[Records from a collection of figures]
+++
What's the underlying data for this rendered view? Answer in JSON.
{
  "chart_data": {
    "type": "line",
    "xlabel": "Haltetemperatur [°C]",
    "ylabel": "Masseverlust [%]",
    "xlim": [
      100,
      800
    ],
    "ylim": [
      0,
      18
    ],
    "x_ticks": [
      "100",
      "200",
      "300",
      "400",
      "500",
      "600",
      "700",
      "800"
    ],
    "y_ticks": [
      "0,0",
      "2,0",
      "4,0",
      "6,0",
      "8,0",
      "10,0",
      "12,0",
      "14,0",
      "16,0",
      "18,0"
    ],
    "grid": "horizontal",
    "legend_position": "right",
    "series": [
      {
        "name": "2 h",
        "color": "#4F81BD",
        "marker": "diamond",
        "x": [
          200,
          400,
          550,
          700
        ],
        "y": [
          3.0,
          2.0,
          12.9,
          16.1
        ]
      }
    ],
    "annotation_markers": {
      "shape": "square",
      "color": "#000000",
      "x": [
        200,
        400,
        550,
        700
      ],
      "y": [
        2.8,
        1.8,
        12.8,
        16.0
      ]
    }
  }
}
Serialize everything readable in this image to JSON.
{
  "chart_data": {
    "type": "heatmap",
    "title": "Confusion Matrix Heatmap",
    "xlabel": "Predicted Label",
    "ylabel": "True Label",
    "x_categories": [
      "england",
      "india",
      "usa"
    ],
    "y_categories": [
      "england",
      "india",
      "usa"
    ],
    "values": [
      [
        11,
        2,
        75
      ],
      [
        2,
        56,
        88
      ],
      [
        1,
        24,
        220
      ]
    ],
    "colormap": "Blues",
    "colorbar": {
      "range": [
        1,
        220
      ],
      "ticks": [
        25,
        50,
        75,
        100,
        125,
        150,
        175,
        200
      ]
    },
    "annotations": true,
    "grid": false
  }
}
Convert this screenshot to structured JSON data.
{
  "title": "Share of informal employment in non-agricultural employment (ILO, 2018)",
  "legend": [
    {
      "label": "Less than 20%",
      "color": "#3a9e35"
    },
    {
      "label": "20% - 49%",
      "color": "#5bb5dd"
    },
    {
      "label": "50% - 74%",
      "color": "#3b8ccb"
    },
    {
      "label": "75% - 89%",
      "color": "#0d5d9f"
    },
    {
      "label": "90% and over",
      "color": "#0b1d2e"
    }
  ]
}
+++
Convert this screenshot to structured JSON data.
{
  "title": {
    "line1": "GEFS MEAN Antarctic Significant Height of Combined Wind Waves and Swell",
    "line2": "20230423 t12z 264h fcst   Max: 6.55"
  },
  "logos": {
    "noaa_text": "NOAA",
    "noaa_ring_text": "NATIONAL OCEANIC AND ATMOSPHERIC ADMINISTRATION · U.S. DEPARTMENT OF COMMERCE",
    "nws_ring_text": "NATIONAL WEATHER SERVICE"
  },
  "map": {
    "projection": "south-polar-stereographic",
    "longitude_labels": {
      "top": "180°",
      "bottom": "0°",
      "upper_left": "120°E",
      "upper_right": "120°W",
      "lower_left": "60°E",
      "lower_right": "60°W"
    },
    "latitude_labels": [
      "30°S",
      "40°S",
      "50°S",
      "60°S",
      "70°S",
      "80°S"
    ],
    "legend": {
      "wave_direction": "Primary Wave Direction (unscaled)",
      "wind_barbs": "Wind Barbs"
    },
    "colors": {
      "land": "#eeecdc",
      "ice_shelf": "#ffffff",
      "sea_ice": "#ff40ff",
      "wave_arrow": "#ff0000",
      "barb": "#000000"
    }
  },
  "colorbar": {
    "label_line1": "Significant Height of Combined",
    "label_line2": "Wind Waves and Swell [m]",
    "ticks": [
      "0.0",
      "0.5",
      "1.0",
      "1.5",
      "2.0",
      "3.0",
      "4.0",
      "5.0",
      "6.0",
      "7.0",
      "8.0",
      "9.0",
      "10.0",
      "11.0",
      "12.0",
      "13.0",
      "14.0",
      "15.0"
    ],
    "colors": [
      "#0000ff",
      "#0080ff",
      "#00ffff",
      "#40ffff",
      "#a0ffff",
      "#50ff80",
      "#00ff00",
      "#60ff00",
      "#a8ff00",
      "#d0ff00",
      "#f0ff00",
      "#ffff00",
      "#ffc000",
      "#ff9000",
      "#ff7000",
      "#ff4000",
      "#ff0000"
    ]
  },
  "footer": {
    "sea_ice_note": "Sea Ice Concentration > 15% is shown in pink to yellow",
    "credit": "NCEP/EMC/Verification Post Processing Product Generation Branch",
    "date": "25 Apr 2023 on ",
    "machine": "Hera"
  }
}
+++
For the data above, state how many lines contain "this"; the number is the whole answer.

**The response**
4